Description of the task:
Each line below should be quoted exactly, please.

====

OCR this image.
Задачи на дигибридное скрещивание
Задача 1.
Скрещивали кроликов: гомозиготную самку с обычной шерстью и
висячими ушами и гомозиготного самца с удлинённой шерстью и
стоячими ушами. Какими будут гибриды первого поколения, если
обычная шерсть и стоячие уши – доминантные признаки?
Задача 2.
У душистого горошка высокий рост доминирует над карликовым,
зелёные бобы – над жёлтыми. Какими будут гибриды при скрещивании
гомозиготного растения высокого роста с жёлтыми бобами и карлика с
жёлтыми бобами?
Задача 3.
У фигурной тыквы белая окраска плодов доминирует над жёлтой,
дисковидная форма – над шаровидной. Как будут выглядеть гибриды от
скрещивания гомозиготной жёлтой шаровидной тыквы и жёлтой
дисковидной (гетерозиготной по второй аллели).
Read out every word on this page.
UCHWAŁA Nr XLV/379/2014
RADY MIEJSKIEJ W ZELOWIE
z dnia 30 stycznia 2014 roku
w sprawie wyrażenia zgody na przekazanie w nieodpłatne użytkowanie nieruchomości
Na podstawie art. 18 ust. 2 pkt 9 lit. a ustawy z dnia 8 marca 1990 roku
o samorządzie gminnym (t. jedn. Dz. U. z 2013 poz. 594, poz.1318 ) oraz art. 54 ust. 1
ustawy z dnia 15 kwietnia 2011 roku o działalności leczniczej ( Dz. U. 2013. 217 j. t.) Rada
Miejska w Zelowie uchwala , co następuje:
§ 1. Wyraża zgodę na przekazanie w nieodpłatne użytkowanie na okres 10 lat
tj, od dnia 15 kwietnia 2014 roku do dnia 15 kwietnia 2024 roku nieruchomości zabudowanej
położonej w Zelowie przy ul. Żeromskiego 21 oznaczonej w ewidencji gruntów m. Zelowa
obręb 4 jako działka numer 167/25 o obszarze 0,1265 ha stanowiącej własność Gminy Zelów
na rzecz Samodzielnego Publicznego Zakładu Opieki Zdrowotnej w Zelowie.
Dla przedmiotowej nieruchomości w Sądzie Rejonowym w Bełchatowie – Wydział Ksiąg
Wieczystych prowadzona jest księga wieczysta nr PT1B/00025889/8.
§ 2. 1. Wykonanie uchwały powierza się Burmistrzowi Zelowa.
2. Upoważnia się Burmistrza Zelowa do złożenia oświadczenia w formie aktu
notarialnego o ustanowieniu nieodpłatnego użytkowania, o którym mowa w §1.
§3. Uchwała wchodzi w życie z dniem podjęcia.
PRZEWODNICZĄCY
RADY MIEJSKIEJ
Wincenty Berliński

====

Result of this task:
OCR this image.
Задачи на дигибридное скрещивание
Задача 1.
Скрещивали кроликов: гомозиготную самку с обычной шерстью и
висячими ушами и гомозиготного самца с удлинённой шерстью и
стоячими ушами. Какими будут гибриды первого поколения, если
обычная шерсть и стоячие уши – доминантные признаки?
Задача 2.
У душистого горошка высокий рост доминирует над карликовым,
зелёные бобы – над жёлтыми. Какими будут гибриды при скрещивании
гомозиготного растения высокого роста с жёлтыми бобами и карлика с
жёлтыми бобами?
Задача 3.
У фигурной тыквы белая окраска плодов доминирует над жёлтой,
дисковидная форма – над шаровидной. Как будут выглядеть гибриды от
скрещивания гомозиготной жёлтой шаровидной тыквы и жёлтой
дисковидной (гетерозиготной по второй аллели).
Read out every word on this page.
UCHWAŁA Nr XLV/379/2014
RADY MIEJSKIEJ W ZELOWIE
z dnia 30 stycznia 2014 roku
w sprawie wyrażenia zgody na przekazanie w nieodpłatne użytkowanie nieruchomości
Na podstawie art. 18 ust. 2 pkt 9 lit. a ustawy z dnia 8 marca 1990 roku
o samorządzie gminnym (t. jedn. Dz. U. z 2013 poz. 594, poz.1318 ) oraz art. 54 ust. 1
ustawy z dnia 15 kwietnia 2011 roku o działalności leczniczej ( Dz. U. 2013. 217 j. t.) Rada
Miejska w Zelowie uchwala , co następuje:
§ 1. Wyraża zgodę na przekazanie w nieodpłatne użytkowanie na okres 10 lat
tj, od dnia 15 kwietnia 2014 roku do dnia 15 kwietnia 2024 roku nieruchomości zabudowanej
położonej w Zelowie przy ul. Żeromskiego 21 oznaczonej w ewidencji gruntów m. Zelowa
obręb 4 jako działka numer 167/25 o obszarze 0,1265 ha stanowiącej własność Gminy Zelów
na rzecz Samodzielnego Publicznego Zakładu Opieki Zdrowotnej w Zelowie.
Dla przedmiotowej nieruchomości w Sądzie Rejonowym w Bełchatowie – Wydział Ksiąg
Wieczystych prowadzona jest księga wieczysta nr PT1B/00025889/8.
§ 2. 1. Wykonanie uchwały powierza się Burmistrzowi Zelowa.
2. Upoważnia się Burmistrza Zelowa do złożenia oświadczenia w formie aktu
notarialnego o ustanowieniu nieodpłatnego użytkowania, o którym mowa w §1.
§3. Uchwała wchodzi w życie z dniem podjęcia.
PRZEWODNICZĄCY
RADY MIEJSKIEJ
Wincenty Berliński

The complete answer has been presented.